• _Saved entries_:
###
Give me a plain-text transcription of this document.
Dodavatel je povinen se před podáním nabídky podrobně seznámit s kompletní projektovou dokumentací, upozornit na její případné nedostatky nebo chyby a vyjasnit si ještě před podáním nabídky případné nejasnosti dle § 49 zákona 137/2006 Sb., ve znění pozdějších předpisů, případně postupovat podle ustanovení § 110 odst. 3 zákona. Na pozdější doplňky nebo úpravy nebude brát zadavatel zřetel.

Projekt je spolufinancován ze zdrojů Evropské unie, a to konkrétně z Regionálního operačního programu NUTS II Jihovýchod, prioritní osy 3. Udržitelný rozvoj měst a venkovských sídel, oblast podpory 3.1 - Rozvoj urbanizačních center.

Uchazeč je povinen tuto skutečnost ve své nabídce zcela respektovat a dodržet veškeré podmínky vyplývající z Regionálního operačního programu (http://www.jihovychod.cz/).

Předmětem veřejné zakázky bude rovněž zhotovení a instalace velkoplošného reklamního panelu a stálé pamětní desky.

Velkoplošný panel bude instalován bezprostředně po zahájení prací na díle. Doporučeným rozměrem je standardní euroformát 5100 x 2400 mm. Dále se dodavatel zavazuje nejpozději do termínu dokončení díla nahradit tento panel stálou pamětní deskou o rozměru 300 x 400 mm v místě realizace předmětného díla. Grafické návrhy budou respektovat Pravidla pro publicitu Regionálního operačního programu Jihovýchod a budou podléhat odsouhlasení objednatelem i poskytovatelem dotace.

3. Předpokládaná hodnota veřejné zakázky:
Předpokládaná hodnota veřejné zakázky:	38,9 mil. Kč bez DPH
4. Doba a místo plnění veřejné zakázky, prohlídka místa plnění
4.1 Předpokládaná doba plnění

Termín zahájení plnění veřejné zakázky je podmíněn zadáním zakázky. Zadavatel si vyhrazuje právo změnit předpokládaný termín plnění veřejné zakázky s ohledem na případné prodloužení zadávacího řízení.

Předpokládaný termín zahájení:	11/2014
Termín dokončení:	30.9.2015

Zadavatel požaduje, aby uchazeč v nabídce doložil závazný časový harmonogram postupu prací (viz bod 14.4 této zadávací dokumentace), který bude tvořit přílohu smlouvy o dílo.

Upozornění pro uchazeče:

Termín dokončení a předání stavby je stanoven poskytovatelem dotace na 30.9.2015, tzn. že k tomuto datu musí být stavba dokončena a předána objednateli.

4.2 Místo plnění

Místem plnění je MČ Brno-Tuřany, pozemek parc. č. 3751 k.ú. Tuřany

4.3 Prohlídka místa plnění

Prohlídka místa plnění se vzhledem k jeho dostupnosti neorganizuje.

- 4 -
###
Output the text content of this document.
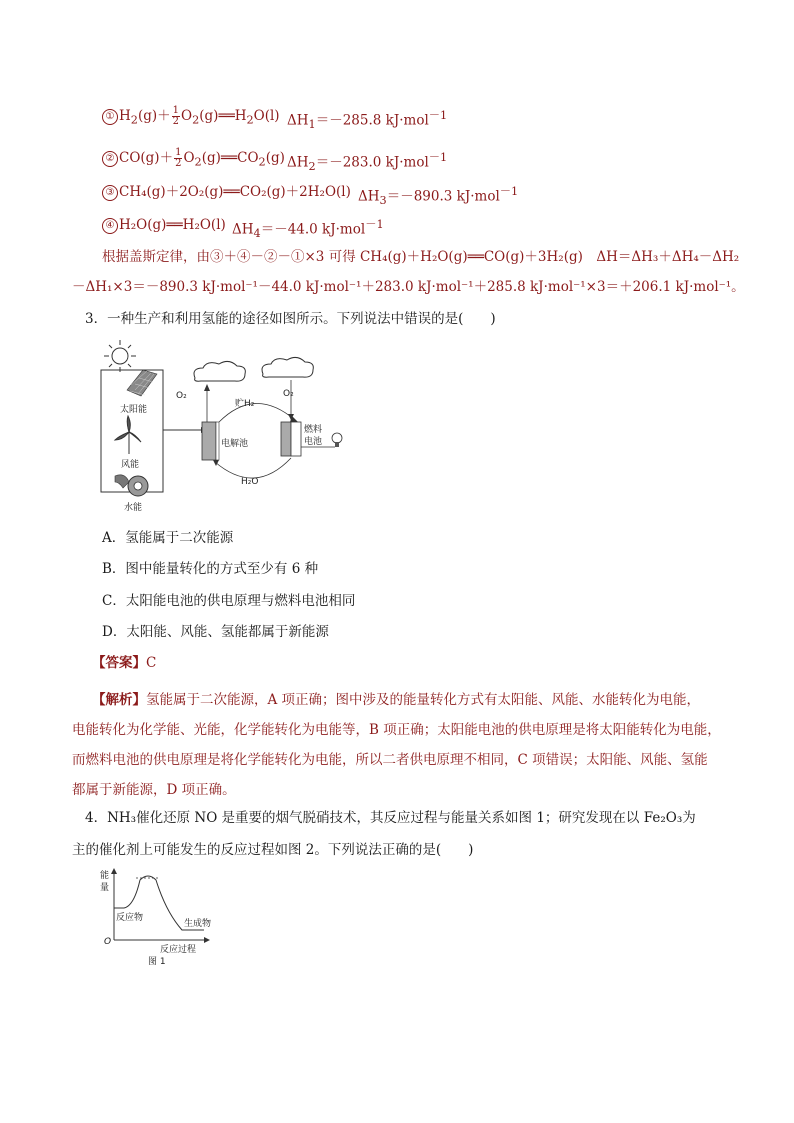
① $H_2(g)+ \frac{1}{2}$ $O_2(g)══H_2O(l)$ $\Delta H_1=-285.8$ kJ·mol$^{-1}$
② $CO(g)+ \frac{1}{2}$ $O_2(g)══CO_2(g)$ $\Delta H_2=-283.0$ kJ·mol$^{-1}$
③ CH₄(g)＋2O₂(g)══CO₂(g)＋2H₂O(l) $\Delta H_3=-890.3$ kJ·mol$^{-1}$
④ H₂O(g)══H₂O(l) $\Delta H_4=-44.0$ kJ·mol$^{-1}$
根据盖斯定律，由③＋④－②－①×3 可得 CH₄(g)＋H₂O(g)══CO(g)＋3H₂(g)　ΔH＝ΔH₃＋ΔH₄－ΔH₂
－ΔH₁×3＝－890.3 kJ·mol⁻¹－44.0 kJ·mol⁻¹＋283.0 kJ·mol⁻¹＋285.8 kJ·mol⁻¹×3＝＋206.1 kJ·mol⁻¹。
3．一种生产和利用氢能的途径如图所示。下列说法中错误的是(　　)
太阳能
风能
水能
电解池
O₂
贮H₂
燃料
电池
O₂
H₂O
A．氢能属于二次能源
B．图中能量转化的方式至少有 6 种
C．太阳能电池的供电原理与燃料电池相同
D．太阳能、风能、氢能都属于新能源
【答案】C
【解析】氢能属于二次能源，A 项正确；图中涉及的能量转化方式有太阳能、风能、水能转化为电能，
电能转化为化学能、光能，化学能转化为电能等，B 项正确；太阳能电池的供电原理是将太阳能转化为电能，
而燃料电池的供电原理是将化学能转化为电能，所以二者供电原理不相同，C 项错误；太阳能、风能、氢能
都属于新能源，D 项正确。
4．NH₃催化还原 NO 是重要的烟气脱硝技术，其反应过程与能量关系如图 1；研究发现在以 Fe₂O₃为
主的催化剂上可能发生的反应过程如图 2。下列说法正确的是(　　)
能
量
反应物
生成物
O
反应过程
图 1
###
• _Task requirements_: From the entries above, copy every line where the word "poskytovatelem" shows up.

• _Expected answer_:
Velkoplošný panel bude instalován bezprostředně po zahájení prací na díle. Doporučeným rozměrem je standardní euroformát 5100 x 2400 mm. Dále se dodavatel zavazuje nejpozději do termínu dokončení díla nahradit tento panel stálou pamětní deskou o rozměru 300 x 400 mm v místě realizace předmětného díla. Grafické návrhy budou respektovat Pravidla pro publicitu Regionálního operačního programu Jihovýchod a budou podléhat odsouhlasení objednatelem i poskytovatelem dotace.
Termín dokončení a předání stavby je stanoven poskytovatelem dotace na 30.9.2015, tzn. že k tomuto datu musí být stavba dokončena a předána objednateli.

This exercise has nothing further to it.